# PROBLEM REQUIREMENTS
Reproduce every entry below line for line, with no changes to any character.

# AVAILABLE RECORDS
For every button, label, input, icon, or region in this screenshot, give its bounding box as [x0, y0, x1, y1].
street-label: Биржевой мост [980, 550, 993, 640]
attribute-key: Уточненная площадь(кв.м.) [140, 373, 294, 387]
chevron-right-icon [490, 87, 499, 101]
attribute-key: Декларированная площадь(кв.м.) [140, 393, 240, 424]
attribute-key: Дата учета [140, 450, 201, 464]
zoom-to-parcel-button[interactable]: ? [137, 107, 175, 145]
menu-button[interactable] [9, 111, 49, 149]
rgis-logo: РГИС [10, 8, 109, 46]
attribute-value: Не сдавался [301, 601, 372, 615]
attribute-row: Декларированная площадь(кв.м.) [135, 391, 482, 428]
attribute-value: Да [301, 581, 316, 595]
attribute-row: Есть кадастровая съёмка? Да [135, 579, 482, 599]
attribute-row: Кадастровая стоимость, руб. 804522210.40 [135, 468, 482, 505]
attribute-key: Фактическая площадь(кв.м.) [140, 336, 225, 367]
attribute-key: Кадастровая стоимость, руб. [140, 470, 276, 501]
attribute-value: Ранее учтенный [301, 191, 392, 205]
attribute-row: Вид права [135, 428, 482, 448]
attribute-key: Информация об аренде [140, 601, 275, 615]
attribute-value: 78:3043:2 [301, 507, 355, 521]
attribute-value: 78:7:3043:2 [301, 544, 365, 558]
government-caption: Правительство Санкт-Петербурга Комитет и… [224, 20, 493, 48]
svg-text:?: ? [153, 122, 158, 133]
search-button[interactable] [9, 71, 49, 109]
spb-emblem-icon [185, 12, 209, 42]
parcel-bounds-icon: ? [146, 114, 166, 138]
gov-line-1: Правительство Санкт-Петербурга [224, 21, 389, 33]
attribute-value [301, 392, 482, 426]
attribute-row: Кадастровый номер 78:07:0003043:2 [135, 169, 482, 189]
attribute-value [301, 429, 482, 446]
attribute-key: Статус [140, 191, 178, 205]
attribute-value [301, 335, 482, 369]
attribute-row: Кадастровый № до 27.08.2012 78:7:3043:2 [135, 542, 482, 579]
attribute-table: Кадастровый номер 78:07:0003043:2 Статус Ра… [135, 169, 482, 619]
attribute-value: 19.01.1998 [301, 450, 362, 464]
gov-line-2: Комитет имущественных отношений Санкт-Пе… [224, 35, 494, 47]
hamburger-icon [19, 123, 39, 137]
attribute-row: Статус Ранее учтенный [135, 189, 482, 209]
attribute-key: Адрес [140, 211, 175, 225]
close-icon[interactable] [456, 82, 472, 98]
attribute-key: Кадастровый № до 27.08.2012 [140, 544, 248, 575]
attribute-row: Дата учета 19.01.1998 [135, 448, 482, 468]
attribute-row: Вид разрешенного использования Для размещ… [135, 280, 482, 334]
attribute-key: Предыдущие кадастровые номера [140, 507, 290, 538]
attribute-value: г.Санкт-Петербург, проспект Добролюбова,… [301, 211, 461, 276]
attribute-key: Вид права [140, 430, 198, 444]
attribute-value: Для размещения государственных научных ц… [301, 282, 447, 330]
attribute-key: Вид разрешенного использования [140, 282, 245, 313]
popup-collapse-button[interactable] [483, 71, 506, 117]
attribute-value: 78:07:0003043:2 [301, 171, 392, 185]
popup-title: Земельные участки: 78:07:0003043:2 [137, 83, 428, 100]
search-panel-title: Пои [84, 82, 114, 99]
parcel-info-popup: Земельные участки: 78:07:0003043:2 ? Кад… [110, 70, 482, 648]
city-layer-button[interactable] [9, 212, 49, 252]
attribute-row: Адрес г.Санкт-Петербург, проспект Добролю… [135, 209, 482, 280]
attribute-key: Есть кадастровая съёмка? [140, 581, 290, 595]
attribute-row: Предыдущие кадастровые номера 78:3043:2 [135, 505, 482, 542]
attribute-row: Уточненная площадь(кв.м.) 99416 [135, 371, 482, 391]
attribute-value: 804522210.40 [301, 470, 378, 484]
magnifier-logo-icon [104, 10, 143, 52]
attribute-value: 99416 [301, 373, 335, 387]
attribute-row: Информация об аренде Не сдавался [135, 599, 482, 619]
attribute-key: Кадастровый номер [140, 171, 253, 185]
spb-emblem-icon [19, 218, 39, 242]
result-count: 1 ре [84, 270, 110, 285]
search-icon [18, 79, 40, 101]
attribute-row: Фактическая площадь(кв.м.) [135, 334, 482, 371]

# OUTPUT FOR THIS EXERCISE
For every button, label, input, icon, or region in this screenshot, give its bounding box as [x0, y0, x1, y1].
street-label: Биржевой мост [980, 550, 993, 640]
attribute-key: Уточненная площадь(кв.м.) [140, 373, 294, 387]
chevron-right-icon [490, 87, 499, 101]
attribute-key: Декларированная площадь(кв.м.) [140, 393, 240, 424]
attribute-key: Дата учета [140, 450, 201, 464]
zoom-to-parcel-button[interactable]: ? [137, 107, 175, 145]
menu-button[interactable] [9, 111, 49, 149]
rgis-logo: РГИС [10, 8, 109, 46]
attribute-value: Не сдавался [301, 601, 372, 615]
attribute-row: Декларированная площадь(кв.м.) [135, 391, 482, 428]
attribute-value: Да [301, 581, 316, 595]
attribute-row: Есть кадастровая съёмка? Да [135, 579, 482, 599]
attribute-row: Кадастровая стоимость, руб. 804522210.40 [135, 468, 482, 505]
attribute-key: Фактическая площадь(кв.м.) [140, 336, 225, 367]
attribute-key: Кадастровая стоимость, руб. [140, 470, 276, 501]
attribute-value: Ранее учтенный [301, 191, 392, 205]
attribute-row: Вид права [135, 428, 482, 448]
attribute-key: Информация об аренде [140, 601, 275, 615]
attribute-value: 78:3043:2 [301, 507, 355, 521]
attribute-value: 78:7:3043:2 [301, 544, 365, 558]
government-caption: Правительство Санкт-Петербурга Комитет и… [224, 20, 493, 48]
svg-text:?: ? [153, 122, 158, 133]
search-button[interactable] [9, 71, 49, 109]
spb-emblem-icon [185, 12, 209, 42]
parcel-bounds-icon: ? [146, 114, 166, 138]
gov-line-1: Правительство Санкт-Петербурга [224, 21, 389, 33]
attribute-value [301, 392, 482, 426]
attribute-row: Кадастровый номер 78:07:0003043:2 [135, 169, 482, 189]
attribute-value [301, 429, 482, 446]
attribute-key: Статус [140, 191, 178, 205]
attribute-value [301, 335, 482, 369]
attribute-row: Кадастровый № до 27.08.2012 78:7:3043:2 [135, 542, 482, 579]
attribute-table: Кадастровый номер 78:07:0003043:2 Статус Ра… [135, 169, 482, 619]
attribute-value: 19.01.1998 [301, 450, 362, 464]
gov-line-2: Комитет имущественных отношений Санкт-Пе… [224, 35, 494, 47]
hamburger-icon [19, 123, 39, 137]
attribute-row: Статус Ранее учтенный [135, 189, 482, 209]
attribute-key: Адрес [140, 211, 175, 225]
close-icon[interactable] [456, 82, 472, 98]
attribute-key: Кадастровый № до 27.08.2012 [140, 544, 248, 575]
attribute-row: Дата учета 19.01.1998 [135, 448, 482, 468]
attribute-row: Вид разрешенного использования Для размещ… [135, 280, 482, 334]
attribute-key: Предыдущие кадастровые номера [140, 507, 290, 538]
attribute-value: г.Санкт-Петербург, проспект Добролюбова,… [301, 211, 461, 276]
attribute-key: Вид права [140, 430, 198, 444]
attribute-value: Для размещения государственных научных ц… [301, 282, 447, 330]
attribute-key: Вид разрешенного использования [140, 282, 245, 313]
popup-collapse-button[interactable] [483, 71, 506, 117]
attribute-value: 78:07:0003043:2 [301, 171, 392, 185]
popup-title: Земельные участки: 78:07:0003043:2 [137, 83, 428, 100]
search-panel-title: Пои [84, 82, 114, 99]
parcel-info-popup: Земельные участки: 78:07:0003043:2 ? Кад… [110, 70, 482, 648]
city-layer-button[interactable] [9, 212, 49, 252]
attribute-row: Адрес г.Санкт-Петербург, проспект Добролю… [135, 209, 482, 280]
attribute-key: Есть кадастровая съёмка? [140, 581, 290, 595]
attribute-row: Предыдущие кадастровые номера 78:3043:2 [135, 505, 482, 542]
attribute-row: Уточненная площадь(кв.м.) 99416 [135, 371, 482, 391]
attribute-value: 804522210.40 [301, 470, 378, 484]
magnifier-logo-icon [104, 10, 143, 52]
attribute-value: 99416 [301, 373, 335, 387]
attribute-row: Информация об аренде Не сдавался [135, 599, 482, 619]
attribute-key: Кадастровый номер [140, 171, 253, 185]
spb-emblem-icon [19, 218, 39, 242]
result-count: 1 ре [84, 270, 110, 285]
search-icon [18, 79, 40, 101]
attribute-row: Фактическая площадь(кв.м.) [135, 334, 482, 371]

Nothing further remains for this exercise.